## Start PROVIDED DATA

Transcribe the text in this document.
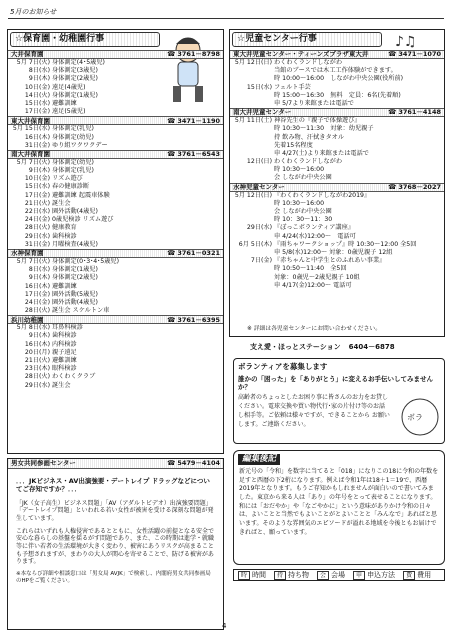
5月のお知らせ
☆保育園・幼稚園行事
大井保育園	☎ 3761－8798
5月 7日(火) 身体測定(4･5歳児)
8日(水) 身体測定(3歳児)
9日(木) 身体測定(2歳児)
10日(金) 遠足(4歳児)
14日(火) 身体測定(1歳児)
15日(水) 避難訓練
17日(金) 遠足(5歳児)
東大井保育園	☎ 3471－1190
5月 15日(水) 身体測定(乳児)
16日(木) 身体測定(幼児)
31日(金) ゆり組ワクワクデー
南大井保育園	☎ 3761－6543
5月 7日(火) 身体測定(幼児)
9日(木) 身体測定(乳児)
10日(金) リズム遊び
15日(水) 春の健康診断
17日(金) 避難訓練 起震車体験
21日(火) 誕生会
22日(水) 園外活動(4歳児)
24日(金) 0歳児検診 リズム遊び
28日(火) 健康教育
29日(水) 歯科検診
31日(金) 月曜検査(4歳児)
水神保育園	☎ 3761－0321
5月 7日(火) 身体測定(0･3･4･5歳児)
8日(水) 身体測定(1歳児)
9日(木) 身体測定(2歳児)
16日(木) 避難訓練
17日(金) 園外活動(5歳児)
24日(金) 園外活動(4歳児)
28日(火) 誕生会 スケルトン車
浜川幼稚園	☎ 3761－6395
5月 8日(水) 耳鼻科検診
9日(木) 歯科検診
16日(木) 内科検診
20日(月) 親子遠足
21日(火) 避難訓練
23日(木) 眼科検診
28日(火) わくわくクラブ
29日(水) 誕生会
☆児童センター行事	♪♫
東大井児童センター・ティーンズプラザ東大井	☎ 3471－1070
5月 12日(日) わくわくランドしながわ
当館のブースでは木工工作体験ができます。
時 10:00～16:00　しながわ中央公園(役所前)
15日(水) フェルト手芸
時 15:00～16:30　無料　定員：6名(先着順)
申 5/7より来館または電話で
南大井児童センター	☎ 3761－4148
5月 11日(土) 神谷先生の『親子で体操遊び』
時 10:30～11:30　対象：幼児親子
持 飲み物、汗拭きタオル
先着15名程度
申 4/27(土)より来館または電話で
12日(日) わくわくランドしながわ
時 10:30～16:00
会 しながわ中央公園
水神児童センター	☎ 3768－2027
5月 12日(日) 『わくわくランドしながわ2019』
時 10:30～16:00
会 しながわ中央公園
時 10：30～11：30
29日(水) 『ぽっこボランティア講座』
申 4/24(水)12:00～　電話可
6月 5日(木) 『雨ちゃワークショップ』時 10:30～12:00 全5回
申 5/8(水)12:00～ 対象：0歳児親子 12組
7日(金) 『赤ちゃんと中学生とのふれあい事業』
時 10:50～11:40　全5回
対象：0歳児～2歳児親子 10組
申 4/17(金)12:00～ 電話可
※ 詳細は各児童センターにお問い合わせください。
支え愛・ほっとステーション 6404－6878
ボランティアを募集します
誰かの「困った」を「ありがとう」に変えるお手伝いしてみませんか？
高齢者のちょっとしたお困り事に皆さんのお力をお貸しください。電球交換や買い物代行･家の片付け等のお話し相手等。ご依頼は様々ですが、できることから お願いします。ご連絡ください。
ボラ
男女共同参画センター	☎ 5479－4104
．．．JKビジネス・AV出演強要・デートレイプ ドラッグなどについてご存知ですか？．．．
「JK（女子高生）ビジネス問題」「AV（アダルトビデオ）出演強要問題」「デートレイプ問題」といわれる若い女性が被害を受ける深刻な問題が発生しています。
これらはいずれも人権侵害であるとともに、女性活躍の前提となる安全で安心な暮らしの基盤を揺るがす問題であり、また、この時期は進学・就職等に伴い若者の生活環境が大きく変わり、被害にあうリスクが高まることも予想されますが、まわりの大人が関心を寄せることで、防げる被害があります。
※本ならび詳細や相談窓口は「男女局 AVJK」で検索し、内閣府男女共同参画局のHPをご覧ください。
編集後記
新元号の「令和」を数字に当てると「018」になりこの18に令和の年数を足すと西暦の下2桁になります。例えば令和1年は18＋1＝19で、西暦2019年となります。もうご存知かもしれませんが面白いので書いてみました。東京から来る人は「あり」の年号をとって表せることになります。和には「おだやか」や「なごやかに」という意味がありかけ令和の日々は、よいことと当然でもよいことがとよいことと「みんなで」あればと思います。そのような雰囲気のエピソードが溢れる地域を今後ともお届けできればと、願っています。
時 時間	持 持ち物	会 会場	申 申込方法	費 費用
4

## End PROVIDED DATA
## Start PROVIDED DATA

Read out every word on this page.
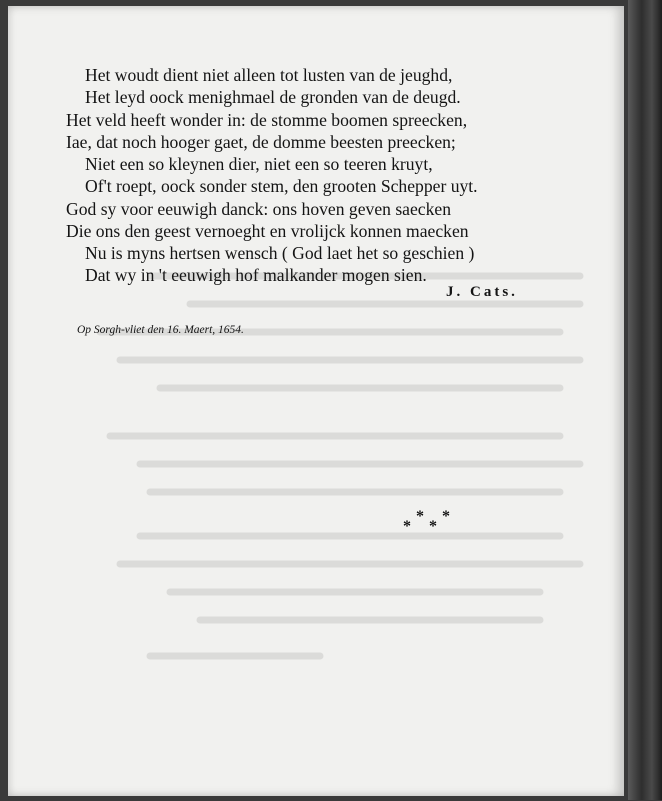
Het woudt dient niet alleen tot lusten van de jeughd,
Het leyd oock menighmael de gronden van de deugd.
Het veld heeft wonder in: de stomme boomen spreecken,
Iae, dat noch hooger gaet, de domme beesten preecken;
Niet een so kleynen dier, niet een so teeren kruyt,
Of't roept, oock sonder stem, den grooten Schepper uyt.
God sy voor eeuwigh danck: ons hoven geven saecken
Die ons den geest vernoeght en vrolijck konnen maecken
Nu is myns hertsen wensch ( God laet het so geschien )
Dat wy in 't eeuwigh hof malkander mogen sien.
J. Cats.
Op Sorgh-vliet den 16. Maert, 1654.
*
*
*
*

## End PROVIDED DATA
## Start PROVIDED DATA

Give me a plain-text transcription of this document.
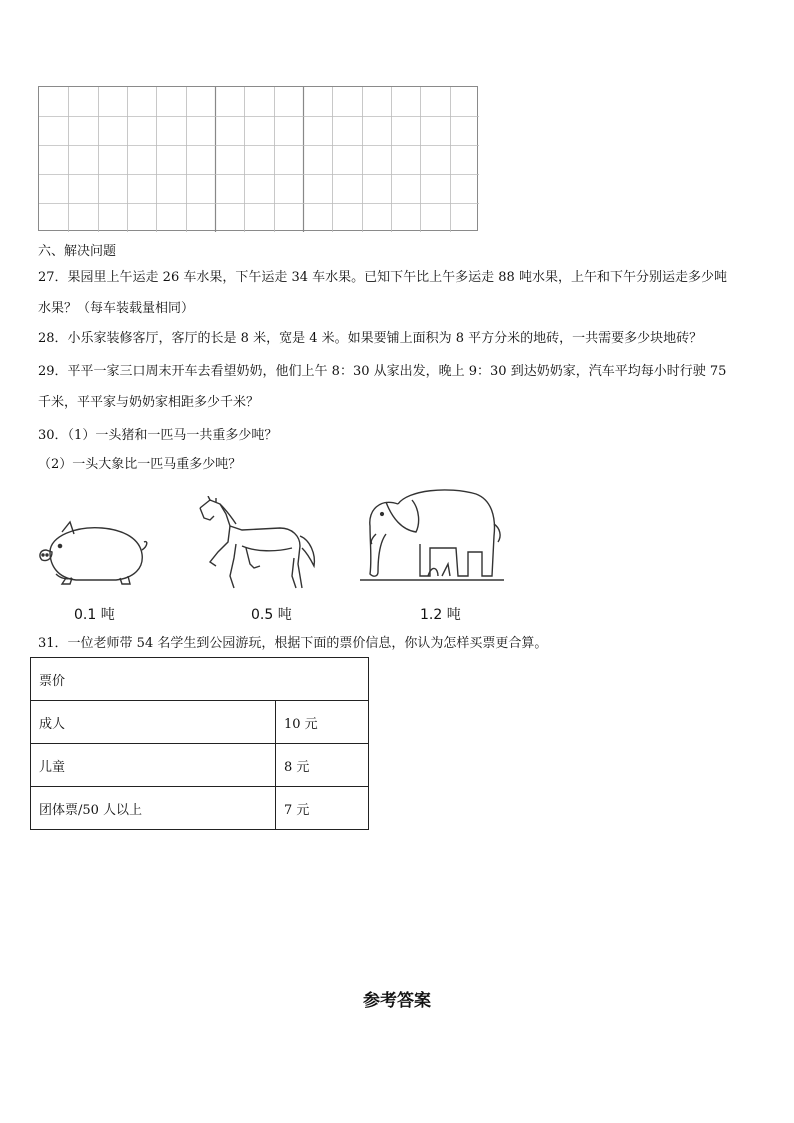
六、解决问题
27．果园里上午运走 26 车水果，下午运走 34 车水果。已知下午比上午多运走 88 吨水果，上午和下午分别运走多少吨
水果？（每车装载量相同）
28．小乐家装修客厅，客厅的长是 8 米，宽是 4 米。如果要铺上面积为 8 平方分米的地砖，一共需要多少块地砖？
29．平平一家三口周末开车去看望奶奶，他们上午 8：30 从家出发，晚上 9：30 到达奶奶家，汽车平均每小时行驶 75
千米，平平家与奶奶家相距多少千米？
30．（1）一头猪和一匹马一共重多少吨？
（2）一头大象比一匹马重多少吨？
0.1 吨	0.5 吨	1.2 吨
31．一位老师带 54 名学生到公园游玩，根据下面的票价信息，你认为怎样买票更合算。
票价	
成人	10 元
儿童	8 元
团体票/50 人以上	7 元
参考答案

## End PROVIDED DATA

Among the entries above, identify all lines with "text" and copy them.

EXERCISE ANSWER —
Transcribe the text in this document.
Give me a plain-text transcription of this document.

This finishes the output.